[Figure data in JSON]
☆ ☆ ☆ ☆ ☆ ☆ ☆
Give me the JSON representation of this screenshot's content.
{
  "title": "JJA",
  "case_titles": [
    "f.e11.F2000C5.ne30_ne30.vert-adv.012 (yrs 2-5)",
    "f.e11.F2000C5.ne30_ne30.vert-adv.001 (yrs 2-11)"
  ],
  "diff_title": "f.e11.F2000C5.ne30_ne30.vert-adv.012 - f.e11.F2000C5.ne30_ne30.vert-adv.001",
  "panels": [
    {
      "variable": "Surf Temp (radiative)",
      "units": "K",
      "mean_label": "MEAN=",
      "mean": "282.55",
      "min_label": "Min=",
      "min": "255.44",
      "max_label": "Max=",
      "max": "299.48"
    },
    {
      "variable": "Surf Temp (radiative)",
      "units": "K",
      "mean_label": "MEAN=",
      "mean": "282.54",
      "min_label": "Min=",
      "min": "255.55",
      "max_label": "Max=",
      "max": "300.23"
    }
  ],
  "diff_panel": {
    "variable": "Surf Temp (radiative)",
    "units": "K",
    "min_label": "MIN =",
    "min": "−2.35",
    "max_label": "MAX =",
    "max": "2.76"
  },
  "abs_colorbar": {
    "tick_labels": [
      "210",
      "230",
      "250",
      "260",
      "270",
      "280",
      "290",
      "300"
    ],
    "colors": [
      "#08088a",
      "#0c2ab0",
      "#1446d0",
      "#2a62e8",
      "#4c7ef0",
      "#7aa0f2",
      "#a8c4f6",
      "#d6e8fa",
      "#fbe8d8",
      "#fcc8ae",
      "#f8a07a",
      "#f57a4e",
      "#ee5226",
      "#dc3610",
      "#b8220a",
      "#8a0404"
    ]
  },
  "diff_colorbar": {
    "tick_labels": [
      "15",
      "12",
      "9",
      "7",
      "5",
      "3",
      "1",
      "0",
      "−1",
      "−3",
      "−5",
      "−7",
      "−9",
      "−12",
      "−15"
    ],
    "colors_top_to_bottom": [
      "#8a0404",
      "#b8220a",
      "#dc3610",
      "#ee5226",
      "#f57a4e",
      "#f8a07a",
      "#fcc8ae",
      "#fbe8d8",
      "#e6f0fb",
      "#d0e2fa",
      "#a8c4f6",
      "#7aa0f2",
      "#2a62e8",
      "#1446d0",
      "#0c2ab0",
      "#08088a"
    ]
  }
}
☆ ☆ ☆ ☆ ☆ ☆ ☆
§ Requirement: Quote the entire listing above exactly.

§ Exercise answer:
Give me the JSON representation of this screenshot's content.
{
  "title": "JJA",
  "case_titles": [
    "f.e11.F2000C5.ne30_ne30.vert-adv.012 (yrs 2-5)",
    "f.e11.F2000C5.ne30_ne30.vert-adv.001 (yrs 2-11)"
  ],
  "diff_title": "f.e11.F2000C5.ne30_ne30.vert-adv.012 - f.e11.F2000C5.ne30_ne30.vert-adv.001",
  "panels": [
    {
      "variable": "Surf Temp (radiative)",
      "units": "K",
      "mean_label": "MEAN=",
      "mean": "282.55",
      "min_label": "Min=",
      "min": "255.44",
      "max_label": "Max=",
      "max": "299.48"
    },
    {
      "variable": "Surf Temp (radiative)",
      "units": "K",
      "mean_label": "MEAN=",
      "mean": "282.54",
      "min_label": "Min=",
      "min": "255.55",
      "max_label": "Max=",
      "max": "300.23"
    }
  ],
  "diff_panel": {
    "variable": "Surf Temp (radiative)",
    "units": "K",
    "min_label": "MIN =",
    "min": "−2.35",
    "max_label": "MAX =",
    "max": "2.76"
  },
  "abs_colorbar": {
    "tick_labels": [
      "210",
      "230",
      "250",
      "260",
      "270",
      "280",
      "290",
      "300"
    ],
    "colors": [
      "#08088a",
      "#0c2ab0",
      "#1446d0",
      "#2a62e8",
      "#4c7ef0",
      "#7aa0f2",
      "#a8c4f6",
      "#d6e8fa",
      "#fbe8d8",
      "#fcc8ae",
      "#f8a07a",
      "#f57a4e",
      "#ee5226",
      "#dc3610",
      "#b8220a",
      "#8a0404"
    ]
  },
  "diff_colorbar": {
    "tick_labels": [
      "15",
      "12",
      "9",
      "7",
      "5",
      "3",
      "1",
      "0",
      "−1",
      "−3",
      "−5",
      "−7",
      "−9",
      "−12",
      "−15"
    ],
    "colors_top_to_bottom": [
      "#8a0404",
      "#b8220a",
      "#dc3610",
      "#ee5226",
      "#f57a4e",
      "#f8a07a",
      "#fcc8ae",
      "#fbe8d8",
      "#e6f0fb",
      "#d0e2fa",
      "#a8c4f6",
      "#7aa0f2",
      "#2a62e8",
      "#1446d0",
      "#0c2ab0",
      "#08088a"
    ]
  }
}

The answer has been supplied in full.